▶ **Task statement**:
Select from the records below every line that has the word "caption" in it.

>>

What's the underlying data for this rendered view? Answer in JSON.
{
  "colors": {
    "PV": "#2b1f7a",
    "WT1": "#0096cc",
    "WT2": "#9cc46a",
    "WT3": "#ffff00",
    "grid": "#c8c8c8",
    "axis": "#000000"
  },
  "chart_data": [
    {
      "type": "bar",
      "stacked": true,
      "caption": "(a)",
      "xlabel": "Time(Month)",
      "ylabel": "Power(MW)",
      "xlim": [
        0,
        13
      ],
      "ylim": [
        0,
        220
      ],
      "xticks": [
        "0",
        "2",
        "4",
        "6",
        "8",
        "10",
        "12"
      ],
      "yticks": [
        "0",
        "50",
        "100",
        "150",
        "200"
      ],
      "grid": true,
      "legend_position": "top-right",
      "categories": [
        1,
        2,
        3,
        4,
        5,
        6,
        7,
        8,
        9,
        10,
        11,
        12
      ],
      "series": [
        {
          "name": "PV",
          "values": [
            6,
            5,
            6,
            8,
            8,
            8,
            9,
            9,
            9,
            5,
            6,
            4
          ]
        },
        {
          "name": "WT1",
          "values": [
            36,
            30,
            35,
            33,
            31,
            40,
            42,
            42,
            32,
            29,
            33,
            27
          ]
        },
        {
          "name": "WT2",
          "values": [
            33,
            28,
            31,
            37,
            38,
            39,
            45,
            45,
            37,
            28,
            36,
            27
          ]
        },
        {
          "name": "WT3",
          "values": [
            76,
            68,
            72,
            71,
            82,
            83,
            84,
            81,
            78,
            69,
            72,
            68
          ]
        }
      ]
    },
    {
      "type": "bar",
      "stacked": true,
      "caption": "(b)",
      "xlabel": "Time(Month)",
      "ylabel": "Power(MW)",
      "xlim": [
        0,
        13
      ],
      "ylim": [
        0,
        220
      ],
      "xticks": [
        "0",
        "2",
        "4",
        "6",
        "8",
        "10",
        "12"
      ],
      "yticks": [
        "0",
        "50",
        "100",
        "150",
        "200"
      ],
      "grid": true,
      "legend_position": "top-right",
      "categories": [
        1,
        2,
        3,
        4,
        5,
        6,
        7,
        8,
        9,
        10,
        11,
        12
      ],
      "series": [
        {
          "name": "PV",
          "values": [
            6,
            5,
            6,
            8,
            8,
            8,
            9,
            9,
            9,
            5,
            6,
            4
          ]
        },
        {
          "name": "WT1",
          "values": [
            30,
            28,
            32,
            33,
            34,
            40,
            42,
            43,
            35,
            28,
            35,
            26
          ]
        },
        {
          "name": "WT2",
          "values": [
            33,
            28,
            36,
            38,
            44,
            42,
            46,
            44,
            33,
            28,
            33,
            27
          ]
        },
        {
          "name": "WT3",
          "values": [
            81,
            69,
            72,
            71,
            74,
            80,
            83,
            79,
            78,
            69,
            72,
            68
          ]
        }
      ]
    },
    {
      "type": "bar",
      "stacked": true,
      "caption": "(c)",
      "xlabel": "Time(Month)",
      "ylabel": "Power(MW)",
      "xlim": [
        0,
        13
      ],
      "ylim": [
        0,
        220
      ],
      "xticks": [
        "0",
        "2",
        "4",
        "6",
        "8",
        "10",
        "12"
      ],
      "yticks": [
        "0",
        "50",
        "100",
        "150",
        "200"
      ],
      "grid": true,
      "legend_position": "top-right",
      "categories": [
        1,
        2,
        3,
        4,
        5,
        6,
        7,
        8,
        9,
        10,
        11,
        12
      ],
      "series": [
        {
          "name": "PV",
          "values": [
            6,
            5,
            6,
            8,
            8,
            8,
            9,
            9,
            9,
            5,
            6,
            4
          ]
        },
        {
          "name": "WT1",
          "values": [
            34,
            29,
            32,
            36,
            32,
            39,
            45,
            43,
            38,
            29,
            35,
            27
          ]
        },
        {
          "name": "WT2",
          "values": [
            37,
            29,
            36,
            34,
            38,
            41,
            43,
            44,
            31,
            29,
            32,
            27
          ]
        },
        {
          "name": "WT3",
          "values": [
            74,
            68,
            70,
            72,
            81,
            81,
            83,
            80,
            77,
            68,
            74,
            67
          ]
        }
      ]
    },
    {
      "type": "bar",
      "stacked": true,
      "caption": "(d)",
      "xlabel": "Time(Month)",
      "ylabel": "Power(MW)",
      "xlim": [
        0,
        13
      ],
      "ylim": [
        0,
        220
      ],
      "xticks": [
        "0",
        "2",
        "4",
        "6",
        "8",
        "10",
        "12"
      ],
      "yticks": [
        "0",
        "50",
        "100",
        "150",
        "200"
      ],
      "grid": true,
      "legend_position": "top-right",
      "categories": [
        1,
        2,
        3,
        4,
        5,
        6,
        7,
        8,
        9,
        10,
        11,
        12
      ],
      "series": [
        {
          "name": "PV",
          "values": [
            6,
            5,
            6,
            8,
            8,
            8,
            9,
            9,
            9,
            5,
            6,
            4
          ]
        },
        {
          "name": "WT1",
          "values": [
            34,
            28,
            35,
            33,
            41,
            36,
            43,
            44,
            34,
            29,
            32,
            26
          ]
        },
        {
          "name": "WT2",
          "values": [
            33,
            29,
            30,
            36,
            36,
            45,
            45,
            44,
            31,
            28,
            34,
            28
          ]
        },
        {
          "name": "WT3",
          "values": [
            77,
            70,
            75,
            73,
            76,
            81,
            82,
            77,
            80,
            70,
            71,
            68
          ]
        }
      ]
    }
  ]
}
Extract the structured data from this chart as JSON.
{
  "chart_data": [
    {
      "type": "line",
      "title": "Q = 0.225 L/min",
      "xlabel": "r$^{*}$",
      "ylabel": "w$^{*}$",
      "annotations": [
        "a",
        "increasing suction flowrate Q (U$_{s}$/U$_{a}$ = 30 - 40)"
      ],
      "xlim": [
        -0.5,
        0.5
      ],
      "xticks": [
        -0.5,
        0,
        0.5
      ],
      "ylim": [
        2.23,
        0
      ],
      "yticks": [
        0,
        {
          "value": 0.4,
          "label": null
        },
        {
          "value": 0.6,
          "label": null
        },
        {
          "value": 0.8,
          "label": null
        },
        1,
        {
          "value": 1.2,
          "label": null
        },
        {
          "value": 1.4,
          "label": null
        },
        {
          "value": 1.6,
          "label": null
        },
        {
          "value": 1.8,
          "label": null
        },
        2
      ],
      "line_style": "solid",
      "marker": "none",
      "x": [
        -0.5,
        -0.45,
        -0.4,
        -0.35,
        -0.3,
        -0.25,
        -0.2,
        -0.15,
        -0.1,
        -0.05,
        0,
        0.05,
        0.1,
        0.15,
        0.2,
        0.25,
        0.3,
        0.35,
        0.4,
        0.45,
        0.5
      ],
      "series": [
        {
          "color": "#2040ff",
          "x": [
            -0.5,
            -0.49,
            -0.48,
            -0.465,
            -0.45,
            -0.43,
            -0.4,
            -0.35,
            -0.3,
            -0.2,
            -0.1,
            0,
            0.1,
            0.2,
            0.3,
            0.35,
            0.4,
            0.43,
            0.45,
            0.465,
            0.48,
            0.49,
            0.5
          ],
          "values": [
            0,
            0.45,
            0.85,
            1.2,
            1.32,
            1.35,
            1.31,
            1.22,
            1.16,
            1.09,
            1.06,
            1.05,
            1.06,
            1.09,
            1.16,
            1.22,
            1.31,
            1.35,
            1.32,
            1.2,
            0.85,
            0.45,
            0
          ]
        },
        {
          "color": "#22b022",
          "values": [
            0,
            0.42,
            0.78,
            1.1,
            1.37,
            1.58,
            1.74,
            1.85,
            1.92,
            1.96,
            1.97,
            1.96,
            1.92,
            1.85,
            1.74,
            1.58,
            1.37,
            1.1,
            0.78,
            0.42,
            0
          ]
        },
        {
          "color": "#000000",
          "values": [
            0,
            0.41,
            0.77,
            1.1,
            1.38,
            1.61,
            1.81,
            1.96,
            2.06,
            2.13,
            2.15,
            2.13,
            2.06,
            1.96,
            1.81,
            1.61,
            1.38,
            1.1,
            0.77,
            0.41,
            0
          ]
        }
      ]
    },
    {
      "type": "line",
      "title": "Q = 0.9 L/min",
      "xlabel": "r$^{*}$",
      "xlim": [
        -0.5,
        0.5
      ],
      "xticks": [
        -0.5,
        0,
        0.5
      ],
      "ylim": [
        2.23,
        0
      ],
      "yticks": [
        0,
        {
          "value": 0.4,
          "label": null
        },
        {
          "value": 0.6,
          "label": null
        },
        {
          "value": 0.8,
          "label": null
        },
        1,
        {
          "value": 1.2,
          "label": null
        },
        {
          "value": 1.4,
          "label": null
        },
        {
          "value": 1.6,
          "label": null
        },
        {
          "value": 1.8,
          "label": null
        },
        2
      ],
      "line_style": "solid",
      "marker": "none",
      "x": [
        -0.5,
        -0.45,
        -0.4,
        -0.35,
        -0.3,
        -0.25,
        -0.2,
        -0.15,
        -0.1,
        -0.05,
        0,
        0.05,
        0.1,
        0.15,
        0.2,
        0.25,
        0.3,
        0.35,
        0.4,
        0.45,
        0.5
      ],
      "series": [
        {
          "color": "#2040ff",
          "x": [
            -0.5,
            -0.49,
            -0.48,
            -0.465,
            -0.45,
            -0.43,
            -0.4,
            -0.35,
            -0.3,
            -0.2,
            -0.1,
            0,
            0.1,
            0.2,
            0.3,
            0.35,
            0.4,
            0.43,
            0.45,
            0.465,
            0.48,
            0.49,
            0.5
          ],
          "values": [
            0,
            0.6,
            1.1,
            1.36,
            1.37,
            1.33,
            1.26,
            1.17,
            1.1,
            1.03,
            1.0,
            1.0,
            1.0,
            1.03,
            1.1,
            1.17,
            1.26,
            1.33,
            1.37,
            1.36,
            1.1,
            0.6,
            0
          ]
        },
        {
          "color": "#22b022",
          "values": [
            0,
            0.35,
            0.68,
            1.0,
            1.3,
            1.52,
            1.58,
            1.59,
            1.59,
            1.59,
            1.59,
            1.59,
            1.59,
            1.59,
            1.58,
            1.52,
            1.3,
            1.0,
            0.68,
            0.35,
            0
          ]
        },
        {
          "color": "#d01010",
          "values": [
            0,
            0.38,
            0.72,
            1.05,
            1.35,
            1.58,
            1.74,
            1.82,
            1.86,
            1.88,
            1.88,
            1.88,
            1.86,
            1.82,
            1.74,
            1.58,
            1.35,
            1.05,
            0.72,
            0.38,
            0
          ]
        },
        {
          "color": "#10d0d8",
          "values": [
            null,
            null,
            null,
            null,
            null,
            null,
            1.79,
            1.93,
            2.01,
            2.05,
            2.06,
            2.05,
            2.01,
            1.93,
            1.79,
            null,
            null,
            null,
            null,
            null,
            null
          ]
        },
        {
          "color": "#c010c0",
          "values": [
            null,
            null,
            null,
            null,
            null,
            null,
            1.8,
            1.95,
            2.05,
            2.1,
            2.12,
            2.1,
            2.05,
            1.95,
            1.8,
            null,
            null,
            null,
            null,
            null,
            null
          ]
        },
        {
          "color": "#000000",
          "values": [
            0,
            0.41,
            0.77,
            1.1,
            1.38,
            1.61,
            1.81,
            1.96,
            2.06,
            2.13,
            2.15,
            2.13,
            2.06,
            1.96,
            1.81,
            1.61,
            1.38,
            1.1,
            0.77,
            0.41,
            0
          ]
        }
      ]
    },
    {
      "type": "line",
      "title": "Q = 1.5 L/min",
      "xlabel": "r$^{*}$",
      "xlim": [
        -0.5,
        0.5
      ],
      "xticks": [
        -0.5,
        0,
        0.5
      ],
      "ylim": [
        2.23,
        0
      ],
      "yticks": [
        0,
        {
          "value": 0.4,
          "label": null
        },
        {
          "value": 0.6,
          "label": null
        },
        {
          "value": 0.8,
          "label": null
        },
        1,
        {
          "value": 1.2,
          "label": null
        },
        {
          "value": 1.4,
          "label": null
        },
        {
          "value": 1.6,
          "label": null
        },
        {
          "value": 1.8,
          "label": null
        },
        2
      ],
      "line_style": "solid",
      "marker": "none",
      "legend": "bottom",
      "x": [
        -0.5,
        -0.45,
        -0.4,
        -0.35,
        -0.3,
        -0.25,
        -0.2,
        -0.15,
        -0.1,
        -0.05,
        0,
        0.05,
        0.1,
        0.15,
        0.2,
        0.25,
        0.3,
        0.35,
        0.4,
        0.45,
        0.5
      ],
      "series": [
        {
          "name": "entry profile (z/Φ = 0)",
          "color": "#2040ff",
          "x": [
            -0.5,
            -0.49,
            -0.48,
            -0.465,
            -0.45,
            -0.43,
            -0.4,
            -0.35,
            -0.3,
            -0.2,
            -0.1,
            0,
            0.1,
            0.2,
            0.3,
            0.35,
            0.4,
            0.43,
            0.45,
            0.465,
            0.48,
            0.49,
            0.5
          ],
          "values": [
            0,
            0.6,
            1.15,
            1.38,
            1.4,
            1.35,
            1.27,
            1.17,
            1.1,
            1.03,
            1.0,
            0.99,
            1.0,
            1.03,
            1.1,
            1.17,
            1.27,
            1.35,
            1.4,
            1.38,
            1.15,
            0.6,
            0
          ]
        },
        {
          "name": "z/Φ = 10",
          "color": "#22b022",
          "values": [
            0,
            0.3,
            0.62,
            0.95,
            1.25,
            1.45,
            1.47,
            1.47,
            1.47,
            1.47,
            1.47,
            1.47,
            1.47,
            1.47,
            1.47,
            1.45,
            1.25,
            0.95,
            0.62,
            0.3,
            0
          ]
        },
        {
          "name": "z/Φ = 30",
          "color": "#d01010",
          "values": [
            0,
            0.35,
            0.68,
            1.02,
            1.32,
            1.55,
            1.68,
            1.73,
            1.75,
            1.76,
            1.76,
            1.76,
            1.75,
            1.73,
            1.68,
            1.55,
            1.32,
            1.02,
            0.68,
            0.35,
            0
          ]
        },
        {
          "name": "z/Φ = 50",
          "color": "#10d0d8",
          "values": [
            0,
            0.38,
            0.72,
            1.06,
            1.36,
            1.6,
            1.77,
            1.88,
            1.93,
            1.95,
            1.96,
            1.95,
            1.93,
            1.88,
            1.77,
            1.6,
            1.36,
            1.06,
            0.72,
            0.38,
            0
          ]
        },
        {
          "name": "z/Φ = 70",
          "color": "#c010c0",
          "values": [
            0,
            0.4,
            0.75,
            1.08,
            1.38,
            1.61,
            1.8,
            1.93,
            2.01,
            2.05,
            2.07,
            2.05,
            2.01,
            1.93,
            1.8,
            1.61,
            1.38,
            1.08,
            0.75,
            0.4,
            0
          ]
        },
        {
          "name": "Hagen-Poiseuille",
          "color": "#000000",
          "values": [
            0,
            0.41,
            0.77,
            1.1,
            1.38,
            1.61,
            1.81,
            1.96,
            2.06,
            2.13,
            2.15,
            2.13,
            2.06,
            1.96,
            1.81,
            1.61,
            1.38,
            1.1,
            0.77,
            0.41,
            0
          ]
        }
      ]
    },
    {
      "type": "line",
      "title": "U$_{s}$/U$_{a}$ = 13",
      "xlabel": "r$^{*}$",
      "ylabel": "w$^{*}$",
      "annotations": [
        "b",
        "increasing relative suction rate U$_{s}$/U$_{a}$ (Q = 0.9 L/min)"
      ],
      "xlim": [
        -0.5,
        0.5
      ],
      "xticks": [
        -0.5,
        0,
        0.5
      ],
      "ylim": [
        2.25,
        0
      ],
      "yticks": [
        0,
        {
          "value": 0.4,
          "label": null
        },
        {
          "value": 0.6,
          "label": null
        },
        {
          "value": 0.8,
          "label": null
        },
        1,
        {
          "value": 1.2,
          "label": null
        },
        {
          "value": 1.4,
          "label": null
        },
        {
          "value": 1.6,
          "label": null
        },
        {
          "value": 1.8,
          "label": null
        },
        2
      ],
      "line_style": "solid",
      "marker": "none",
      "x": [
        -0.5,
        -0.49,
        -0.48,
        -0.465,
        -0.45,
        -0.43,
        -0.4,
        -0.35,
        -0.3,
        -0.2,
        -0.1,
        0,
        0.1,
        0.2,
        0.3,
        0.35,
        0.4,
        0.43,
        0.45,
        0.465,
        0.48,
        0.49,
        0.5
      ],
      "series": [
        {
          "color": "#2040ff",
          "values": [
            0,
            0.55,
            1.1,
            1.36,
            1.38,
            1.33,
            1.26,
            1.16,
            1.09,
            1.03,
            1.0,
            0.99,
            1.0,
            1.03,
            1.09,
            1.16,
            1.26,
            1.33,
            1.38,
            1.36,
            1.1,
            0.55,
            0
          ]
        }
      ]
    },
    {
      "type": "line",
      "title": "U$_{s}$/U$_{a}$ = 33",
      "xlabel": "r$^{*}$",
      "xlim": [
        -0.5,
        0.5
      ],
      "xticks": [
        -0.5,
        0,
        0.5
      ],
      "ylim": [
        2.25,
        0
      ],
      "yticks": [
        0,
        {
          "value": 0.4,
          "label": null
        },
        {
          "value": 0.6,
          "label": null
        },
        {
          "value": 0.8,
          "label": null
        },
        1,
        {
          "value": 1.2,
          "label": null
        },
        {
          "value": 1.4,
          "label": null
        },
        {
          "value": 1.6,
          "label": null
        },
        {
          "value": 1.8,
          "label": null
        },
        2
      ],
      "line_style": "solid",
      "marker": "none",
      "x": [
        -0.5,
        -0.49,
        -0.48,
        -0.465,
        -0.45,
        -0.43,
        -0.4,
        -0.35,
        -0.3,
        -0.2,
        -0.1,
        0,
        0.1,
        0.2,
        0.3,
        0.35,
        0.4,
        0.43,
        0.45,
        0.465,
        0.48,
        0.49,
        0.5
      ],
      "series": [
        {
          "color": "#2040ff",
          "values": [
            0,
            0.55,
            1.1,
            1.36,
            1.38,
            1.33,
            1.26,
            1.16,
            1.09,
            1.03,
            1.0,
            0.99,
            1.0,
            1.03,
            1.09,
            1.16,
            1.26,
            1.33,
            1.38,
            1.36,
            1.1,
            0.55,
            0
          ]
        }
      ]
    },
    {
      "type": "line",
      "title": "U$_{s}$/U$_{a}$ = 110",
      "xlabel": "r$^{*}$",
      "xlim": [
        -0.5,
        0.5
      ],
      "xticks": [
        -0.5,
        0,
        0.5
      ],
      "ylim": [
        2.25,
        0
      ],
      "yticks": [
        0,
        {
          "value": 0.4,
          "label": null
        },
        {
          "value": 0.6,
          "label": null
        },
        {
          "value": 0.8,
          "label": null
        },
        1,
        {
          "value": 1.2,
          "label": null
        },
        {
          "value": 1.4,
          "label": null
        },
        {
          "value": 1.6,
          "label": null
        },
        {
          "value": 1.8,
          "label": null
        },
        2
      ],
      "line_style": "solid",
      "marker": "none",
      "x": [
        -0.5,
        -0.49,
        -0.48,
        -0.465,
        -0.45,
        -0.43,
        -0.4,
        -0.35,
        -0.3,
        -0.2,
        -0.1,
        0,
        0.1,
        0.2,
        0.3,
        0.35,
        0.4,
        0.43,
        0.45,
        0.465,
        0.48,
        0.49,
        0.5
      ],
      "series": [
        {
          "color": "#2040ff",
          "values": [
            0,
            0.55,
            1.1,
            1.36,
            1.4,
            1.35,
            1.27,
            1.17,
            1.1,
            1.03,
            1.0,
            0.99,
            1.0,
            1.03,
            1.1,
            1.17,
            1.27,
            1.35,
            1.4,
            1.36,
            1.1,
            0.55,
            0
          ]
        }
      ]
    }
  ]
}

<<

▶ **Output for this task**:
      "caption": "(a)",
      "caption": "(b)",
      "caption": "(c)",
      "caption": "(d)",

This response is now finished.